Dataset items
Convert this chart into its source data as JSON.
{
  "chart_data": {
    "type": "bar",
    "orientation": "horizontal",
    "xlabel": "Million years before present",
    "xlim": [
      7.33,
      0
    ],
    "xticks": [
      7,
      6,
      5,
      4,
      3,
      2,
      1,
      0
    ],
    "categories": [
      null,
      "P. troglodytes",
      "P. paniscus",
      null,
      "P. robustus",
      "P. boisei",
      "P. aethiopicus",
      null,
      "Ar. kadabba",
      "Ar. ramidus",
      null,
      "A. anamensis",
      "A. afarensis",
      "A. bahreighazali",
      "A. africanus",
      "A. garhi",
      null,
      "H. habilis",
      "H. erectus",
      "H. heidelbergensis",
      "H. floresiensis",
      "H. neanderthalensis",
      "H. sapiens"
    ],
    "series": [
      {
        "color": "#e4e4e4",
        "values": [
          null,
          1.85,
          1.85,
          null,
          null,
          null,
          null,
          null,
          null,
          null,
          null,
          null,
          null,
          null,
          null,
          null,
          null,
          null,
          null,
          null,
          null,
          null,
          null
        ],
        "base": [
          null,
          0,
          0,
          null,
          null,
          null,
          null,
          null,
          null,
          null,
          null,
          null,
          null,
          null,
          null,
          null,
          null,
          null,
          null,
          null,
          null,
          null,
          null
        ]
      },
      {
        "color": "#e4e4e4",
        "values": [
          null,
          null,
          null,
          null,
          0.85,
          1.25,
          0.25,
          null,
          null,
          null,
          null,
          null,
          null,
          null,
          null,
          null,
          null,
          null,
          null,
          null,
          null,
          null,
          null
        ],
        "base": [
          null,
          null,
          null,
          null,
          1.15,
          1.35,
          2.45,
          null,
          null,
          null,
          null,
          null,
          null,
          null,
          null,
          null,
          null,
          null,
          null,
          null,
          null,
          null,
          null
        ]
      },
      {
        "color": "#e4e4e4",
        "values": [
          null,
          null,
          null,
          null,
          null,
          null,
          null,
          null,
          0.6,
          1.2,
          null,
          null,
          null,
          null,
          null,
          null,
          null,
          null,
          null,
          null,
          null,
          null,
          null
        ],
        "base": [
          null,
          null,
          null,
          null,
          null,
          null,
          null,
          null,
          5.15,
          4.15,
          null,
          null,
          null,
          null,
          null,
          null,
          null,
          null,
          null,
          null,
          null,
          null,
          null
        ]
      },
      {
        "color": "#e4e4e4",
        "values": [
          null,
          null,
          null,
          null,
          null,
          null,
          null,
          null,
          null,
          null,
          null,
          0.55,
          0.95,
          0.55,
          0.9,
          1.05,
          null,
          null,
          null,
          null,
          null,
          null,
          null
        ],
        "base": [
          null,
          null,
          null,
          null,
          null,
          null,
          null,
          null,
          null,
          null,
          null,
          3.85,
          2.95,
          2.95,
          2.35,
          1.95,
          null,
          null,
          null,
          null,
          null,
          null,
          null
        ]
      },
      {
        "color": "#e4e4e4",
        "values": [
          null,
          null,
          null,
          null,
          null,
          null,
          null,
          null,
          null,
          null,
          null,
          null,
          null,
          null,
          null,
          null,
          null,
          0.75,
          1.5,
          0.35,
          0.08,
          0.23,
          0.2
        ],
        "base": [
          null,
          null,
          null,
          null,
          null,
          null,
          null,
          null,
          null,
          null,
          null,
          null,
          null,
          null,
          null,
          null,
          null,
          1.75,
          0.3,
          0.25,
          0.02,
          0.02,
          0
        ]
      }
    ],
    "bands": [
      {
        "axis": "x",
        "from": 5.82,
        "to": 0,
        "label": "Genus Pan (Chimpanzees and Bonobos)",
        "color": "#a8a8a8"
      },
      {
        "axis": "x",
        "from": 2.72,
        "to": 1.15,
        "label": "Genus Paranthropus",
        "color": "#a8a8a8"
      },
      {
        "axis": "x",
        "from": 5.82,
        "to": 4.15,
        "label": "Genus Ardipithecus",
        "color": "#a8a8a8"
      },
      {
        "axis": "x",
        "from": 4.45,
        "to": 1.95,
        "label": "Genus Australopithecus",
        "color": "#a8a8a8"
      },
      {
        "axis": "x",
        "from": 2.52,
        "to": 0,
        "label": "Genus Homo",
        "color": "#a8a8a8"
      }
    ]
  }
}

Do this: Without leaving anything out, quote all the data.

Solved problem:
Convert this chart into its source data as JSON.
{
  "chart_data": {
    "type": "bar",
    "orientation": "horizontal",
    "xlabel": "Million years before present",
    "xlim": [
      7.33,
      0
    ],
    "xticks": [
      7,
      6,
      5,
      4,
      3,
      2,
      1,
      0
    ],
    "categories": [
      null,
      "P. troglodytes",
      "P. paniscus",
      null,
      "P. robustus",
      "P. boisei",
      "P. aethiopicus",
      null,
      "Ar. kadabba",
      "Ar. ramidus",
      null,
      "A. anamensis",
      "A. afarensis",
      "A. bahreighazali",
      "A. africanus",
      "A. garhi",
      null,
      "H. habilis",
      "H. erectus",
      "H. heidelbergensis",
      "H. floresiensis",
      "H. neanderthalensis",
      "H. sapiens"
    ],
    "series": [
      {
        "color": "#e4e4e4",
        "values": [
          null,
          1.85,
          1.85,
          null,
          null,
          null,
          null,
          null,
          null,
          null,
          null,
          null,
          null,
          null,
          null,
          null,
          null,
          null,
          null,
          null,
          null,
          null,
          null
        ],
        "base": [
          null,
          0,
          0,
          null,
          null,
          null,
          null,
          null,
          null,
          null,
          null,
          null,
          null,
          null,
          null,
          null,
          null,
          null,
          null,
          null,
          null,
          null,
          null
        ]
      },
      {
        "color": "#e4e4e4",
        "values": [
          null,
          null,
          null,
          null,
          0.85,
          1.25,
          0.25,
          null,
          null,
          null,
          null,
          null,
          null,
          null,
          null,
          null,
          null,
          null,
          null,
          null,
          null,
          null,
          null
        ],
        "base": [
          null,
          null,
          null,
          null,
          1.15,
          1.35,
          2.45,
          null,
          null,
          null,
          null,
          null,
          null,
          null,
          null,
          null,
          null,
          null,
          null,
          null,
          null,
          null,
          null
        ]
      },
      {
        "color": "#e4e4e4",
        "values": [
          null,
          null,
          null,
          null,
          null,
          null,
          null,
          null,
          0.6,
          1.2,
          null,
          null,
          null,
          null,
          null,
          null,
          null,
          null,
          null,
          null,
          null,
          null,
          null
        ],
        "base": [
          null,
          null,
          null,
          null,
          null,
          null,
          null,
          null,
          5.15,
          4.15,
          null,
          null,
          null,
          null,
          null,
          null,
          null,
          null,
          null,
          null,
          null,
          null,
          null
        ]
      },
      {
        "color": "#e4e4e4",
        "values": [
          null,
          null,
          null,
          null,
          null,
          null,
          null,
          null,
          null,
          null,
          null,
          0.55,
          0.95,
          0.55,
          0.9,
          1.05,
          null,
          null,
          null,
          null,
          null,
          null,
          null
        ],
        "base": [
          null,
          null,
          null,
          null,
          null,
          null,
          null,
          null,
          null,
          null,
          null,
          3.85,
          2.95,
          2.95,
          2.35,
          1.95,
          null,
          null,
          null,
          null,
          null,
          null,
          null
        ]
      },
      {
        "color": "#e4e4e4",
        "values": [
          null,
          null,
          null,
          null,
          null,
          null,
          null,
          null,
          null,
          null,
          null,
          null,
          null,
          null,
          null,
          null,
          null,
          0.75,
          1.5,
          0.35,
          0.08,
          0.23,
          0.2
        ],
        "base": [
          null,
          null,
          null,
          null,
          null,
          null,
          null,
          null,
          null,
          null,
          null,
          null,
          null,
          null,
          null,
          null,
          null,
          1.75,
          0.3,
          0.25,
          0.02,
          0.02,
          0
        ]
      }
    ],
    "bands": [
      {
        "axis": "x",
        "from": 5.82,
        "to": 0,
        "label": "Genus Pan (Chimpanzees and Bonobos)",
        "color": "#a8a8a8"
      },
      {
        "axis": "x",
        "from": 2.72,
        "to": 1.15,
        "label": "Genus Paranthropus",
        "color": "#a8a8a8"
      },
      {
        "axis": "x",
        "from": 5.82,
        "to": 4.15,
        "label": "Genus Ardipithecus",
        "color": "#a8a8a8"
      },
      {
        "axis": "x",
        "from": 4.45,
        "to": 1.95,
        "label": "Genus Australopithecus",
        "color": "#a8a8a8"
      },
      {
        "axis": "x",
        "from": 2.52,
        "to": 0,
        "label": "Genus Homo",
        "color": "#a8a8a8"
      }
    ]
  }
}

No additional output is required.